* start INPUT ROWS *
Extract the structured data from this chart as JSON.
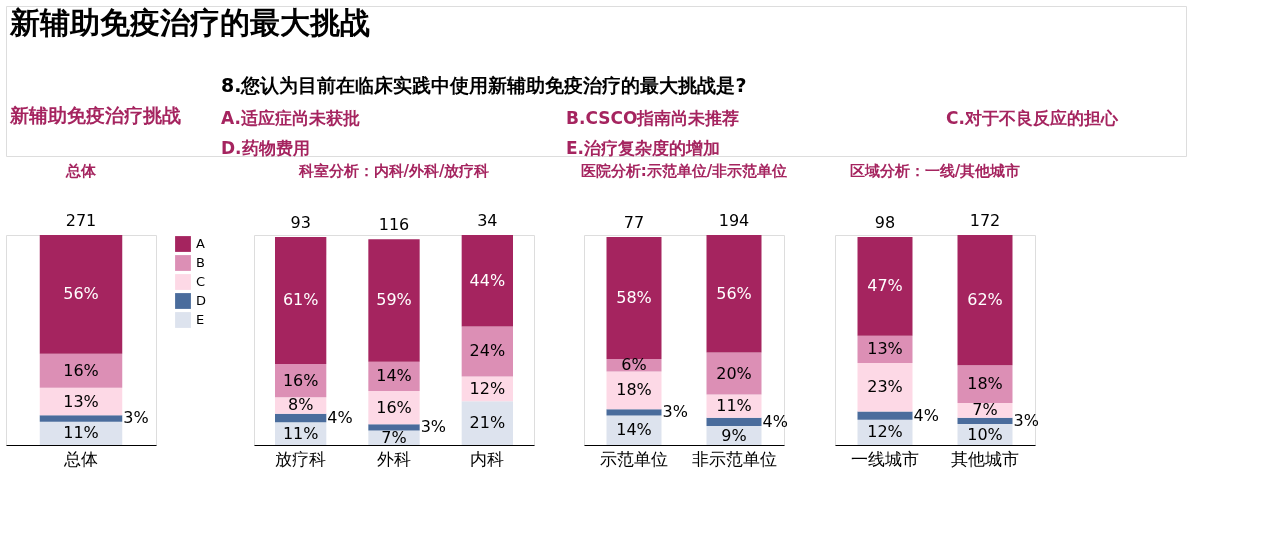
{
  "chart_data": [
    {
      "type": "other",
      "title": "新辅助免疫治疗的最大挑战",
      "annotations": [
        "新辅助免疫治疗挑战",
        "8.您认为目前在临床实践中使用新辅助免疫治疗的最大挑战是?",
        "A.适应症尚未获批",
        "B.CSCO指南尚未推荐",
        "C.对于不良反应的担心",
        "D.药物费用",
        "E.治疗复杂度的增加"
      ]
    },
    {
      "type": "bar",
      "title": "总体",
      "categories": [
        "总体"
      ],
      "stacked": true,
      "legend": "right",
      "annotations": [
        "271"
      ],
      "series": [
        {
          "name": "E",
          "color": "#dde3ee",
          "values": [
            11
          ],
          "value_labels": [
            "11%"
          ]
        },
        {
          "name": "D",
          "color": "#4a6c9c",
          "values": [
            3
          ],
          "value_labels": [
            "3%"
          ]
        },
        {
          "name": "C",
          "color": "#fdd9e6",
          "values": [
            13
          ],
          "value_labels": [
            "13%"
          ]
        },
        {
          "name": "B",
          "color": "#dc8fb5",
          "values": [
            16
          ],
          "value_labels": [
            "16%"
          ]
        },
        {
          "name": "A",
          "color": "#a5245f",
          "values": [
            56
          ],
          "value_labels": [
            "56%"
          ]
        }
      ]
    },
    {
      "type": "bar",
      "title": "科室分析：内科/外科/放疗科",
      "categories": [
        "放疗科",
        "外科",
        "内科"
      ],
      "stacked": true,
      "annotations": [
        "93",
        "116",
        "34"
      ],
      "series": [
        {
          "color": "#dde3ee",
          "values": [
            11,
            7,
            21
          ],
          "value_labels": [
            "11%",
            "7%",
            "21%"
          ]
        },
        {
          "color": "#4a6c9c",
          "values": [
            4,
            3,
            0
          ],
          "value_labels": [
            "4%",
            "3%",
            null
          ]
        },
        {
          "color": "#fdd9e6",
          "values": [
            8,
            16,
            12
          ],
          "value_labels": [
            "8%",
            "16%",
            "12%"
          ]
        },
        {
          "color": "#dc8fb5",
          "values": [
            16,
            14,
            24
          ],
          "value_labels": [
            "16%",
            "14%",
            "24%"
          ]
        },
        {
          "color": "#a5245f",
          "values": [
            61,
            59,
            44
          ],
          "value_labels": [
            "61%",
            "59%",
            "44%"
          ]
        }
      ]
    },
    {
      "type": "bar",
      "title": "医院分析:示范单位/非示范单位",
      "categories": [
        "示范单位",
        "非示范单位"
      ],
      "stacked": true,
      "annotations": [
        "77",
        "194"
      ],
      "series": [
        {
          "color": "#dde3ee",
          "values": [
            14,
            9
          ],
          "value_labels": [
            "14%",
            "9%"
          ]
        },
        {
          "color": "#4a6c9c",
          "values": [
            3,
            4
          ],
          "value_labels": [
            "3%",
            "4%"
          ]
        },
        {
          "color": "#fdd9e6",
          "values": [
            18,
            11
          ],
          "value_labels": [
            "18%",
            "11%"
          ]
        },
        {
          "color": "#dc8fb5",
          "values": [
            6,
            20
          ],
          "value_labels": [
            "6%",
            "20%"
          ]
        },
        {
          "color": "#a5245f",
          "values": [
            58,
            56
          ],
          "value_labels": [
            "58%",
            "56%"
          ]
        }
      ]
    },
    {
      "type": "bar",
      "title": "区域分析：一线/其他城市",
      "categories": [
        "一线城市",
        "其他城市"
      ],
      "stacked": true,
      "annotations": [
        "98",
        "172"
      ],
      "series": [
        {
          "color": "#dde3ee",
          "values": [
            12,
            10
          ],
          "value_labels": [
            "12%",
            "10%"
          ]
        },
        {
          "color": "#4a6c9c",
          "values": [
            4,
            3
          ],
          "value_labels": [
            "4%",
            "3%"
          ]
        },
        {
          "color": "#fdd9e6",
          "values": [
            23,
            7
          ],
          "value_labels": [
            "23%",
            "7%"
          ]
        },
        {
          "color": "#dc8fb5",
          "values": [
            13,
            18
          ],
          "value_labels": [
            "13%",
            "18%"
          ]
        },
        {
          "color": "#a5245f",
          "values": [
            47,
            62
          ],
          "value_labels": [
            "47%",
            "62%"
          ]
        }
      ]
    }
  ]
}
* end INPUT ROWS *
* [REQUIREMENT]: Copy the material exactly. Do not include the pictures.

* [OUTPUT FOR THIS TASK]:
Extract the structured data from this chart as JSON.
{
  "chart_data": [
    {
      "type": "other",
      "title": "新辅助免疫治疗的最大挑战",
      "annotations": [
        "新辅助免疫治疗挑战",
        "8.您认为目前在临床实践中使用新辅助免疫治疗的最大挑战是?",
        "A.适应症尚未获批",
        "B.CSCO指南尚未推荐",
        "C.对于不良反应的担心",
        "D.药物费用",
        "E.治疗复杂度的增加"
      ]
    },
    {
      "type": "bar",
      "title": "总体",
      "categories": [
        "总体"
      ],
      "stacked": true,
      "legend": "right",
      "annotations": [
        "271"
      ],
      "series": [
        {
          "name": "E",
          "color": "#dde3ee",
          "values": [
            11
          ],
          "value_labels": [
            "11%"
          ]
        },
        {
          "name": "D",
          "color": "#4a6c9c",
          "values": [
            3
          ],
          "value_labels": [
            "3%"
          ]
        },
        {
          "name": "C",
          "color": "#fdd9e6",
          "values": [
            13
          ],
          "value_labels": [
            "13%"
          ]
        },
        {
          "name": "B",
          "color": "#dc8fb5",
          "values": [
            16
          ],
          "value_labels": [
            "16%"
          ]
        },
        {
          "name": "A",
          "color": "#a5245f",
          "values": [
            56
          ],
          "value_labels": [
            "56%"
          ]
        }
      ]
    },
    {
      "type": "bar",
      "title": "科室分析：内科/外科/放疗科",
      "categories": [
        "放疗科",
        "外科",
        "内科"
      ],
      "stacked": true,
      "annotations": [
        "93",
        "116",
        "34"
      ],
      "series": [
        {
          "color": "#dde3ee",
          "values": [
            11,
            7,
            21
          ],
          "value_labels": [
            "11%",
            "7%",
            "21%"
          ]
        },
        {
          "color": "#4a6c9c",
          "values": [
            4,
            3,
            0
          ],
          "value_labels": [
            "4%",
            "3%",
            null
          ]
        },
        {
          "color": "#fdd9e6",
          "values": [
            8,
            16,
            12
          ],
          "value_labels": [
            "8%",
            "16%",
            "12%"
          ]
        },
        {
          "color": "#dc8fb5",
          "values": [
            16,
            14,
            24
          ],
          "value_labels": [
            "16%",
            "14%",
            "24%"
          ]
        },
        {
          "color": "#a5245f",
          "values": [
            61,
            59,
            44
          ],
          "value_labels": [
            "61%",
            "59%",
            "44%"
          ]
        }
      ]
    },
    {
      "type": "bar",
      "title": "医院分析:示范单位/非示范单位",
      "categories": [
        "示范单位",
        "非示范单位"
      ],
      "stacked": true,
      "annotations": [
        "77",
        "194"
      ],
      "series": [
        {
          "color": "#dde3ee",
          "values": [
            14,
            9
          ],
          "value_labels": [
            "14%",
            "9%"
          ]
        },
        {
          "color": "#4a6c9c",
          "values": [
            3,
            4
          ],
          "value_labels": [
            "3%",
            "4%"
          ]
        },
        {
          "color": "#fdd9e6",
          "values": [
            18,
            11
          ],
          "value_labels": [
            "18%",
            "11%"
          ]
        },
        {
          "color": "#dc8fb5",
          "values": [
            6,
            20
          ],
          "value_labels": [
            "6%",
            "20%"
          ]
        },
        {
          "color": "#a5245f",
          "values": [
            58,
            56
          ],
          "value_labels": [
            "58%",
            "56%"
          ]
        }
      ]
    },
    {
      "type": "bar",
      "title": "区域分析：一线/其他城市",
      "categories": [
        "一线城市",
        "其他城市"
      ],
      "stacked": true,
      "annotations": [
        "98",
        "172"
      ],
      "series": [
        {
          "color": "#dde3ee",
          "values": [
            12,
            10
          ],
          "value_labels": [
            "12%",
            "10%"
          ]
        },
        {
          "color": "#4a6c9c",
          "values": [
            4,
            3
          ],
          "value_labels": [
            "4%",
            "3%"
          ]
        },
        {
          "color": "#fdd9e6",
          "values": [
            23,
            7
          ],
          "value_labels": [
            "23%",
            "7%"
          ]
        },
        {
          "color": "#dc8fb5",
          "values": [
            13,
            18
          ],
          "value_labels": [
            "13%",
            "18%"
          ]
        },
        {
          "color": "#a5245f",
          "values": [
            47,
            62
          ],
          "value_labels": [
            "47%",
            "62%"
          ]
        }
      ]
    }
  ]
}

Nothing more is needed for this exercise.